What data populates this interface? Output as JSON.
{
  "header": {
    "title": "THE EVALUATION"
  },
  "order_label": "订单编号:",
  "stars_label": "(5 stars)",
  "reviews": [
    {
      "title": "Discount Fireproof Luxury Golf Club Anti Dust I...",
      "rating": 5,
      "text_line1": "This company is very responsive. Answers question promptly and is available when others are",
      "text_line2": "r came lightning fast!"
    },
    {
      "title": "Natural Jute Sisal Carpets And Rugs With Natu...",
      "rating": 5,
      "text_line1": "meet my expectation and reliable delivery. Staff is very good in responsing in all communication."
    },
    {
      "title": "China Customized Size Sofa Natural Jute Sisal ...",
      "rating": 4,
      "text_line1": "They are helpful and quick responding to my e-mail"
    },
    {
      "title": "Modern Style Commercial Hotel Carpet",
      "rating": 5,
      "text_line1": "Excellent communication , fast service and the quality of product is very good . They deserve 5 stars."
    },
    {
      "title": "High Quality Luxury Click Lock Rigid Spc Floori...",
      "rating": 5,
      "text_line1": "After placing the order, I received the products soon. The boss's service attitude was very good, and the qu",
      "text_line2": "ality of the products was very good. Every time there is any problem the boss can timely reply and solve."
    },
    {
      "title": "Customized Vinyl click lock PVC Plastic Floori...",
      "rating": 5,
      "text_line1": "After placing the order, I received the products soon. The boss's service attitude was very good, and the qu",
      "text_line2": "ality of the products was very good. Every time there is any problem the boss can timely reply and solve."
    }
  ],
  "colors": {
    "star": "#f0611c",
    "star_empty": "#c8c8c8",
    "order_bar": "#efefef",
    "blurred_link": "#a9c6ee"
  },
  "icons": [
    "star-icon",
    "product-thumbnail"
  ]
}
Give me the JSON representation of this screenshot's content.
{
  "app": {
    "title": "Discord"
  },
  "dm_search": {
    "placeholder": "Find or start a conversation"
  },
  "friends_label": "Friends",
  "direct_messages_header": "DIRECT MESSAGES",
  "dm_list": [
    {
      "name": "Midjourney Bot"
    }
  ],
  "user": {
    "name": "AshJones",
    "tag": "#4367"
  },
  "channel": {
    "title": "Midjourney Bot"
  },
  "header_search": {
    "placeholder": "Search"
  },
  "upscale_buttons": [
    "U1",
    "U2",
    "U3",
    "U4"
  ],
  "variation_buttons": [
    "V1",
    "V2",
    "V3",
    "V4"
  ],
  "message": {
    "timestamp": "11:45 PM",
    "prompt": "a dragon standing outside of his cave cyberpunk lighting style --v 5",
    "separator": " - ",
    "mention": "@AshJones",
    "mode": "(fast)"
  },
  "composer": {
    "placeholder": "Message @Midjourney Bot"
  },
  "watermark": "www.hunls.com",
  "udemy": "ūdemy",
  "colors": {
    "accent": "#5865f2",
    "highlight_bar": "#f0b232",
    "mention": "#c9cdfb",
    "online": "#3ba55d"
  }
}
——
Exercise description — Using the data above, reproduce every line exactly.

Result of this exercise —
What data populates this interface? Output as JSON.
{
  "header": {
    "title": "THE EVALUATION"
  },
  "order_label": "订单编号:",
  "stars_label": "(5 stars)",
  "reviews": [
    {
      "title": "Discount Fireproof Luxury Golf Club Anti Dust I...",
      "rating": 5,
      "text_line1": "This company is very responsive. Answers question promptly and is available when others are",
      "text_line2": "r came lightning fast!"
    },
    {
      "title": "Natural Jute Sisal Carpets And Rugs With Natu...",
      "rating": 5,
      "text_line1": "meet my expectation and reliable delivery. Staff is very good in responsing in all communication."
    },
    {
      "title": "China Customized Size Sofa Natural Jute Sisal ...",
      "rating": 4,
      "text_line1": "They are helpful and quick responding to my e-mail"
    },
    {
      "title": "Modern Style Commercial Hotel Carpet",
      "rating": 5,
      "text_line1": "Excellent communication , fast service and the quality of product is very good . They deserve 5 stars."
    },
    {
      "title": "High Quality Luxury Click Lock Rigid Spc Floori...",
      "rating": 5,
      "text_line1": "After placing the order, I received the products soon. The boss's service attitude was very good, and the qu",
      "text_line2": "ality of the products was very good. Every time there is any problem the boss can timely reply and solve."
    },
    {
      "title": "Customized Vinyl click lock PVC Plastic Floori...",
      "rating": 5,
      "text_line1": "After placing the order, I received the products soon. The boss's service attitude was very good, and the qu",
      "text_line2": "ality of the products was very good. Every time there is any problem the boss can timely reply and solve."
    }
  ],
  "colors": {
    "star": "#f0611c",
    "star_empty": "#c8c8c8",
    "order_bar": "#efefef",
    "blurred_link": "#a9c6ee"
  },
  "icons": [
    "star-icon",
    "product-thumbnail"
  ]
}
Give me the JSON representation of this screenshot's content.
{
  "app": {
    "title": "Discord"
  },
  "dm_search": {
    "placeholder": "Find or start a conversation"
  },
  "friends_label": "Friends",
  "direct_messages_header": "DIRECT MESSAGES",
  "dm_list": [
    {
      "name": "Midjourney Bot"
    }
  ],
  "user": {
    "name": "AshJones",
    "tag": "#4367"
  },
  "channel": {
    "title": "Midjourney Bot"
  },
  "header_search": {
    "placeholder": "Search"
  },
  "upscale_buttons": [
    "U1",
    "U2",
    "U3",
    "U4"
  ],
  "variation_buttons": [
    "V1",
    "V2",
    "V3",
    "V4"
  ],
  "message": {
    "timestamp": "11:45 PM",
    "prompt": "a dragon standing outside of his cave cyberpunk lighting style --v 5",
    "separator": " - ",
    "mention": "@AshJones",
    "mode": "(fast)"
  },
  "composer": {
    "placeholder": "Message @Midjourney Bot"
  },
  "watermark": "www.hunls.com",
  "udemy": "ūdemy",
  "colors": {
    "accent": "#5865f2",
    "highlight_bar": "#f0b232",
    "mention": "#c9cdfb",
    "online": "#3ba55d"
  }
}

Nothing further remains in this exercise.